● **Extrait choisi**:

"""

Une stratégie qui ressemble étrangement à celle
utilisée par les experts militaires dans le Chiapas mexicain : diviser et semer
la confusion dans les esprits pour atteindre des buts de déstabilisation des
structures villageoises. A travers une pseudo- politique d’ouverture au
dialogue, le gouvernement opposait les chefs de village en accordant plus
d’importance officielle à l’un deux et en le favorisant financièrement et
matériellement par rapport aux autres. Ce qui, à moyen terme, entrainait la
division et les blocages dans les rapports villageois. De la division et des
rancunes naissaient alors les dénonciations.
Lorsque Ahmed Daddah a compris qu’il n’était pas
l’interlocuteur unique du CMJD, que celui-ci jouait son propre jeu, il fît
machine arrière à travers les dénonciations que l’on sait sur la « dérive » du
CMJD notamment après que Sidioca fut pressenti au mois de juillet 2006 comme
candidat « favori » du CMJD. Mais déjà en décembre 2006 le vent avait tourné et
la stratégie du CMJD était à son apogée.
La dissidence de Messaoud Ould Boulkheir qui
permit à Sidioca de remporter la victoire, tient de cette stratégie car on se
rappelle très bien que pour justifier son ralliement à Sidioca, le dirigeant de
l’APP avait reproché à Ahmed Daddah d’avoir eu un plan secret avec le CMJD de
constitution d’un gouvernement. La stratégie de déstabilisation avait joué.
Concertation et dialogue furent les deux armes
absolues de la stratégie des autorités de transition pour « endormir »
l’opposition et gagner du temps pour échafauder ses plans et les mettre à
exécution.
Cette stratégie de « la concertation anesthésiante
» est encore aujourd’hui mise en œuvre par les régimes politiques successifs.
La présence encore aujourd’hui de personnages au palais et la plupart de ceux
qui ont servi la transition et le régime précédent aux postes-clefs en est la
preuve éclatante.
Mieux encore, la transition avait pensé à un
mécanisme pour pérenniser cette « concertation » et neutraliser l’opposition
même après l’avènement de l’ère démocratique : le statut de leader de
l’opposition.
Le piège institutionnel se referma alors et
l’opposition est actuellement toute réduite à cette fonction de « concertation
» qui lui enlève tout rôle et toute volonté sinon ceux d’entériner ce que le «
leader » glane comme assurances et expressions de bonnes intentions du
détenteur du pouvoir sur tout et sur rien. Encore une fois, la bonne foi du
leader mise à contribution à travers une concertation dont on sait ce qu’elle a
donné par le passé.

"""

● **Consigne**:
Répondez aux questions suivantes à partir de l'extrait sur la stratégie du CMJD :
(a) En quel mois de 2006 Sidioca fut-il pressenti comme candidat « favori » du CMJD ?
(b) Quelles furent les deux armes absolues de la stratégie des autorités de transition ?
(c) Quel mécanisme la transition avait-elle prévu pour pérenniser la « concertation » et neutraliser l'opposition ?

(Enregistrements)
"""

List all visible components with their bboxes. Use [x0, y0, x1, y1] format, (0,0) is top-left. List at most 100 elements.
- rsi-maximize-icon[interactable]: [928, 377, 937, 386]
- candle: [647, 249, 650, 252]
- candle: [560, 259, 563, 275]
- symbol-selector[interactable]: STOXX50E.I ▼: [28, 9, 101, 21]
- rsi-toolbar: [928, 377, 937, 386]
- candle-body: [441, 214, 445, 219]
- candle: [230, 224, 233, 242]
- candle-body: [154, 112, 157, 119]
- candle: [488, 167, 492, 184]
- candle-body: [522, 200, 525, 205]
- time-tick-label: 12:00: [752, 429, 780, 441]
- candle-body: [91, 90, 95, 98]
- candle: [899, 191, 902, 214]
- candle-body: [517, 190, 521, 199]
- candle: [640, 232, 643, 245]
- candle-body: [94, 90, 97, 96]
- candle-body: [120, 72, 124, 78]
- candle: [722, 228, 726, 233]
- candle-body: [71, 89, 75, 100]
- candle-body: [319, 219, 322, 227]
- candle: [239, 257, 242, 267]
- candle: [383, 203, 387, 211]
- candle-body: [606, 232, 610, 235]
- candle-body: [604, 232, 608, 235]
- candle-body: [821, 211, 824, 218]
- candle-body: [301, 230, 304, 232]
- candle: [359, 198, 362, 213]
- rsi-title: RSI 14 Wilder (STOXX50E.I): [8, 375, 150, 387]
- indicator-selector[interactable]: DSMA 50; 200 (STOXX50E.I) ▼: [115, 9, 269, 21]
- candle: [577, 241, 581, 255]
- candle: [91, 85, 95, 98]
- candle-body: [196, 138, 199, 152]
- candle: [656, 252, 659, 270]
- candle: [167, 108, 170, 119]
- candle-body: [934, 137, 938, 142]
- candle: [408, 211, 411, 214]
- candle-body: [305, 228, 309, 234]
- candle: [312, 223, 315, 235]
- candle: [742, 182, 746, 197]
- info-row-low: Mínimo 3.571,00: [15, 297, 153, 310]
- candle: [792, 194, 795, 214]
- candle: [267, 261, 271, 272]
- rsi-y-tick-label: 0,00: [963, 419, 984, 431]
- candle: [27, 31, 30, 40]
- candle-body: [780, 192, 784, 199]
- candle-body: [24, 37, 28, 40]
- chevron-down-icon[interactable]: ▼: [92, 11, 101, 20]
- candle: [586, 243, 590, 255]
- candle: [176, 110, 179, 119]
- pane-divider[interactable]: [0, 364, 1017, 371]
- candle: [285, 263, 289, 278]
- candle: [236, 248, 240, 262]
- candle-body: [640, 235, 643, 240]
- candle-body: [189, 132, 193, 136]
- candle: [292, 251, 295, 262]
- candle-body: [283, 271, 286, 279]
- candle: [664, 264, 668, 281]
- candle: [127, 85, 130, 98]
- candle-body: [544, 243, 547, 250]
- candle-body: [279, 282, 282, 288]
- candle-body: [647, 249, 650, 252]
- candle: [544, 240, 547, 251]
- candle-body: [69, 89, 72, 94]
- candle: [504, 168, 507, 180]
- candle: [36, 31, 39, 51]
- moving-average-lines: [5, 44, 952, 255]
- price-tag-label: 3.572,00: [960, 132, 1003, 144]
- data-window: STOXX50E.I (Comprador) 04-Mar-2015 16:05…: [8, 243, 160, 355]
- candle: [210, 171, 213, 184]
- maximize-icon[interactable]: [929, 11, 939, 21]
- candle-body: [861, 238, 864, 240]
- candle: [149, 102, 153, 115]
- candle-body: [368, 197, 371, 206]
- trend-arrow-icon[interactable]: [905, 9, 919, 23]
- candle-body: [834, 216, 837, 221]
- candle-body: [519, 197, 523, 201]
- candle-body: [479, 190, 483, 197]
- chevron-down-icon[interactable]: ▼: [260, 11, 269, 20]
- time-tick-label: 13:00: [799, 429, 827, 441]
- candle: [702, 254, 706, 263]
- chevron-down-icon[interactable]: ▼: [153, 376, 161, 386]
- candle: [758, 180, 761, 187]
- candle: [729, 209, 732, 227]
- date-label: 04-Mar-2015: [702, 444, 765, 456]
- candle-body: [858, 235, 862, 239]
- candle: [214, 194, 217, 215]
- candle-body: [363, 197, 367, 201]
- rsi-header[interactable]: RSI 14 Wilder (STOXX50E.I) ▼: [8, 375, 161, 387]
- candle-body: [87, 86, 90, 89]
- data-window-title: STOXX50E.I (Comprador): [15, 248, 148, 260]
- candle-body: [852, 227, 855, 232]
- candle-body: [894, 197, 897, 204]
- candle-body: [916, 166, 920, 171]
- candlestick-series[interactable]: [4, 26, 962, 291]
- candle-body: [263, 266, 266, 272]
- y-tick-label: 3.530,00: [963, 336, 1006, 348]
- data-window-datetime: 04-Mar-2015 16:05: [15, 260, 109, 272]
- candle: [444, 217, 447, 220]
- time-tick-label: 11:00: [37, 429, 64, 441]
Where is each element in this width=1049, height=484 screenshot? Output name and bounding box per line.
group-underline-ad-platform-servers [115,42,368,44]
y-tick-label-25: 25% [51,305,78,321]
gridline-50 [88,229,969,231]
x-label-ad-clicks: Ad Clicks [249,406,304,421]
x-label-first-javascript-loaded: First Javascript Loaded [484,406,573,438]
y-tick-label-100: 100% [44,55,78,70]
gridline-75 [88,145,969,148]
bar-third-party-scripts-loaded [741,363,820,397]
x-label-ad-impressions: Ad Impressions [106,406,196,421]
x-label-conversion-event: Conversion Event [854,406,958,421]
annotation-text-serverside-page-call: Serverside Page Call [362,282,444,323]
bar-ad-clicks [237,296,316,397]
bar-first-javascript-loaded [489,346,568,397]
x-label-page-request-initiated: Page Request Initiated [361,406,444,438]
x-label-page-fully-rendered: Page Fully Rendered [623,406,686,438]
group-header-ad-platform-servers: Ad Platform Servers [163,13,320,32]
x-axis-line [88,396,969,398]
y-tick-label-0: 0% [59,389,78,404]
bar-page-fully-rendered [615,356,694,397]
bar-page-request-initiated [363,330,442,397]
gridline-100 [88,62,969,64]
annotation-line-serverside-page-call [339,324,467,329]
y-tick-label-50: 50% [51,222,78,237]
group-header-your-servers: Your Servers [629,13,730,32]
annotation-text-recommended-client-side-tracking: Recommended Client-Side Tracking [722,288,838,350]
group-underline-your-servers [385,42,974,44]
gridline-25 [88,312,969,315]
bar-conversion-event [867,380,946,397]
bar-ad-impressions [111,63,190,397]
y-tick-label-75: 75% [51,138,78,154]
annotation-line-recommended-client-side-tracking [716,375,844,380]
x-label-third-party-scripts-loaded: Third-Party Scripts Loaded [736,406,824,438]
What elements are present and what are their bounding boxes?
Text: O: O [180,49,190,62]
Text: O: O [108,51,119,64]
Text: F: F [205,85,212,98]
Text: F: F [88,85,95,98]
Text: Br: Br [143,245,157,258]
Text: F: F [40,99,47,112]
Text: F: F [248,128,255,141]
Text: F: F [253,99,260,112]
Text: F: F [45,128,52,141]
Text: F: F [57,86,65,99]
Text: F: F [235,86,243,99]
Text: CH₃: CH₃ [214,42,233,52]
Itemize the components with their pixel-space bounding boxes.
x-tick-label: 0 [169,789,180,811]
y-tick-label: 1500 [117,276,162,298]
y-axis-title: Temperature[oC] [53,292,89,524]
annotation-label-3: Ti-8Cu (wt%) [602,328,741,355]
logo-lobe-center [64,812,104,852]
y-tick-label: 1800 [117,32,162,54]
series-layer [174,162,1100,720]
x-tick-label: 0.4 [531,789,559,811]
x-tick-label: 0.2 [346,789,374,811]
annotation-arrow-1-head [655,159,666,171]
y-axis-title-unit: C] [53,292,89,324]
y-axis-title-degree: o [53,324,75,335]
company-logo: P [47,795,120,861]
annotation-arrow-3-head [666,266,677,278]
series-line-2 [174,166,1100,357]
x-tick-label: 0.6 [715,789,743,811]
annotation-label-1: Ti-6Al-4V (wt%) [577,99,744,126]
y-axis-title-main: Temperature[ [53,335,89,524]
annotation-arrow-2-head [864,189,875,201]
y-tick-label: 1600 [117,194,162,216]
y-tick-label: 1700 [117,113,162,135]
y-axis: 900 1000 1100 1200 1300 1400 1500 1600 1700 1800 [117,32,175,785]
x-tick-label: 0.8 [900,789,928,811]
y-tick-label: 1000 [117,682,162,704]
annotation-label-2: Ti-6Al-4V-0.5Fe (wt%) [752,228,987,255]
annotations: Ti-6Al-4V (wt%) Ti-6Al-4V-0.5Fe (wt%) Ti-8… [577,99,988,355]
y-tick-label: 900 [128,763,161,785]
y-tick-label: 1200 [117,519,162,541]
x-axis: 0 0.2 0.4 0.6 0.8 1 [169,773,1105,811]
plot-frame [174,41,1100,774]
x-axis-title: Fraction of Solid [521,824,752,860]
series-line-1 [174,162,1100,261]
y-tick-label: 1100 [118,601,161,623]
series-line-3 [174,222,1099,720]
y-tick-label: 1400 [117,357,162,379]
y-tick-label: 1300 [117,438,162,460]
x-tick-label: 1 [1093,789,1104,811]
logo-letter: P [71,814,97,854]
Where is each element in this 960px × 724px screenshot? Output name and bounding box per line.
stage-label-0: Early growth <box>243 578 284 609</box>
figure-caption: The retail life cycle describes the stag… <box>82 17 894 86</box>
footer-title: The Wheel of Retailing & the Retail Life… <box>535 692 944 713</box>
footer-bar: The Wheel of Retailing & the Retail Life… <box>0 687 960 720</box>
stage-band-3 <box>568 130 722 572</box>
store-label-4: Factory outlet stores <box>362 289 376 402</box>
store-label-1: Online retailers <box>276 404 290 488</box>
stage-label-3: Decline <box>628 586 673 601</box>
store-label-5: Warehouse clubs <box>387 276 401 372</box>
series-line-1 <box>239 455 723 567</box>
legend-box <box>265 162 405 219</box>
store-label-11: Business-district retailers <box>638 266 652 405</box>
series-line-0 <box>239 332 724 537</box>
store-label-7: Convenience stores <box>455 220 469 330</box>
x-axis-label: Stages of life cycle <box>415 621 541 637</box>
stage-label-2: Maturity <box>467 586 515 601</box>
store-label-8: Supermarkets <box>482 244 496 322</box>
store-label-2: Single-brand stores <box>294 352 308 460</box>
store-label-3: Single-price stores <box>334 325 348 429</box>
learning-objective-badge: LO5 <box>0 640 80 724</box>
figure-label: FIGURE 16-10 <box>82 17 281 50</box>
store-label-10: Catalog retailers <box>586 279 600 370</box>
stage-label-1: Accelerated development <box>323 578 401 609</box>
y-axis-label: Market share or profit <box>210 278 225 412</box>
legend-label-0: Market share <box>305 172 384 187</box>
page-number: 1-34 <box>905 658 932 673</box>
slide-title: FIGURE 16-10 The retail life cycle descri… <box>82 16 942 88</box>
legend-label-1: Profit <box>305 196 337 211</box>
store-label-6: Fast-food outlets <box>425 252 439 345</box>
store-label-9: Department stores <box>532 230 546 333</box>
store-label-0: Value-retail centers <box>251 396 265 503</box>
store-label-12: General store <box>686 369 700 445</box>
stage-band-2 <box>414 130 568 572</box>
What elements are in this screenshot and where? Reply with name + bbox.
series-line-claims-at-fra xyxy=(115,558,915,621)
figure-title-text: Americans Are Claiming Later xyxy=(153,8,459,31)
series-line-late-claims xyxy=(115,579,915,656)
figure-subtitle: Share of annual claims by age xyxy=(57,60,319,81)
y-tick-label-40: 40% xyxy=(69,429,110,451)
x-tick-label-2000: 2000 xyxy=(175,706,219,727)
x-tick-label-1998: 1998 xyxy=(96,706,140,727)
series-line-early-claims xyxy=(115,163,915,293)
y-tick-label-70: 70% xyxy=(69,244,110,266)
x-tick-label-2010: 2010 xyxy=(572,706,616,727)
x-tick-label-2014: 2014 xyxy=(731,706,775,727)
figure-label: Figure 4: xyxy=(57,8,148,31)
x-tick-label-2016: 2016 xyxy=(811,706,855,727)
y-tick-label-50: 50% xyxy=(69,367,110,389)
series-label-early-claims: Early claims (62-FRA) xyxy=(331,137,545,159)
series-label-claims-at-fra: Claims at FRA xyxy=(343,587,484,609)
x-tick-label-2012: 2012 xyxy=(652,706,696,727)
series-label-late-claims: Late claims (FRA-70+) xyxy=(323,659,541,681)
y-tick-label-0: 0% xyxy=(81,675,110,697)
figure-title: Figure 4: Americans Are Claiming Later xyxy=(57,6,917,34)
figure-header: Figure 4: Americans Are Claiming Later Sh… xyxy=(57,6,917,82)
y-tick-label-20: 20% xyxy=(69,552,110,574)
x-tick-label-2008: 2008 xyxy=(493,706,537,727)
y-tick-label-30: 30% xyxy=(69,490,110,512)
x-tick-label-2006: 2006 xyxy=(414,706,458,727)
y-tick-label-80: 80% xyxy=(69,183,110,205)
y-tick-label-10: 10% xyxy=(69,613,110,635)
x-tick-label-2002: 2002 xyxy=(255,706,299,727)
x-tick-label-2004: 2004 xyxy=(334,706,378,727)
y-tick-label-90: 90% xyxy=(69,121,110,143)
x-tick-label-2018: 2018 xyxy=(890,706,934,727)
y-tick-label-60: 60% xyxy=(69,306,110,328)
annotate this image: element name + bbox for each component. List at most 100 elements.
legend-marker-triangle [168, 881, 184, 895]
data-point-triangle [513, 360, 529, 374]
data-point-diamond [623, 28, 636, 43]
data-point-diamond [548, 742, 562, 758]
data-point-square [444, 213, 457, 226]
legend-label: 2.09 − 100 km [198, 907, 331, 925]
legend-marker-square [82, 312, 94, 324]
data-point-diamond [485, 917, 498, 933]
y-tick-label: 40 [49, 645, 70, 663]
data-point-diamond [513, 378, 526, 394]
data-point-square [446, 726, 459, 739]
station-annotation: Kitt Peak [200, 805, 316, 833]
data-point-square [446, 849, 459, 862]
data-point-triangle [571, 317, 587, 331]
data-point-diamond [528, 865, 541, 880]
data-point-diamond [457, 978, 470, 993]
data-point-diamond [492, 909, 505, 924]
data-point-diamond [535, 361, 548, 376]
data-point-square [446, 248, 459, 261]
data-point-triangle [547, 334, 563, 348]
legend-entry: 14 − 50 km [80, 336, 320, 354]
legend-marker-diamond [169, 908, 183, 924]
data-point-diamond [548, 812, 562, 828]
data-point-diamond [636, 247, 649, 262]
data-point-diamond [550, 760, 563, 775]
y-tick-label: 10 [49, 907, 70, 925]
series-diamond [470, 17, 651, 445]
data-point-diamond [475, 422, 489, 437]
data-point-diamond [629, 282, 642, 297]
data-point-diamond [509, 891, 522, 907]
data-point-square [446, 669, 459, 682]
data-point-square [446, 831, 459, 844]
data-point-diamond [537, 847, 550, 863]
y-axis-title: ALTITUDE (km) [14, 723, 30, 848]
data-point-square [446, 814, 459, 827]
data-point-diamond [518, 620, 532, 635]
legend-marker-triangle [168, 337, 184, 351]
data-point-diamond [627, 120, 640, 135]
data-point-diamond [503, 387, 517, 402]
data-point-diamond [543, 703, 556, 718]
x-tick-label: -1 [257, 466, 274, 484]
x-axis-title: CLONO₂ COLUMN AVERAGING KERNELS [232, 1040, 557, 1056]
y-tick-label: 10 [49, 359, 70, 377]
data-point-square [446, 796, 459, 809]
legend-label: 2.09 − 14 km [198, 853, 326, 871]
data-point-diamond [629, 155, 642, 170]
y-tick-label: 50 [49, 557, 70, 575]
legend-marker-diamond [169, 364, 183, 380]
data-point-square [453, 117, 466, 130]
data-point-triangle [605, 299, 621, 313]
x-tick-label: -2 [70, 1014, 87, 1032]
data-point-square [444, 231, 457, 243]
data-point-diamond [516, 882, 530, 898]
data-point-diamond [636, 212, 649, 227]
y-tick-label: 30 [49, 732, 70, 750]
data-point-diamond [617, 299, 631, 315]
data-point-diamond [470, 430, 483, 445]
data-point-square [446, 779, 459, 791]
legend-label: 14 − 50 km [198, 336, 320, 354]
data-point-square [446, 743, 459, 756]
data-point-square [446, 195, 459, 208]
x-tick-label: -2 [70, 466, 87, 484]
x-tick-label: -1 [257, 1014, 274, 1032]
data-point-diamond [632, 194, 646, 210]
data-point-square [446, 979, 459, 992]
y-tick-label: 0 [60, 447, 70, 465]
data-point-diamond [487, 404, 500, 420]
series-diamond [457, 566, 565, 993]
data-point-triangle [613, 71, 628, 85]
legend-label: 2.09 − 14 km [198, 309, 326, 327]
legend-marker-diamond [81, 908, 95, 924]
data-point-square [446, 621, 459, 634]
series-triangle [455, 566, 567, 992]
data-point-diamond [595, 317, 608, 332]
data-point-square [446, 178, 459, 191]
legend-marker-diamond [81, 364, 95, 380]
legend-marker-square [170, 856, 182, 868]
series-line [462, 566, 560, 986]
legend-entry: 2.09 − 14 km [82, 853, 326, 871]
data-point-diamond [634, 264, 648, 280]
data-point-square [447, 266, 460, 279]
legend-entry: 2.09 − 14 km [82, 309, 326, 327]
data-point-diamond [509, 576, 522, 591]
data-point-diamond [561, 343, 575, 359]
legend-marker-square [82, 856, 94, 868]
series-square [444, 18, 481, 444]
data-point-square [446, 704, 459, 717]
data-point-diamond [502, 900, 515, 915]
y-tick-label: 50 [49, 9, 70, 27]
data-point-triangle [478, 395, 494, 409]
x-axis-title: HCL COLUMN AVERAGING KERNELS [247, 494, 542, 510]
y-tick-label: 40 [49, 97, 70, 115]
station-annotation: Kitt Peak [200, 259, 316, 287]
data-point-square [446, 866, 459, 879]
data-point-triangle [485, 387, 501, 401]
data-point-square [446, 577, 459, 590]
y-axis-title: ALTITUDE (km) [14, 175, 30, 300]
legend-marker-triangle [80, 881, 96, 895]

"""

● **Réponse attendue**:
(a) En juillet 2006.
(b) La concertation et le dialogue.
(c) Le statut de leader de l'opposition.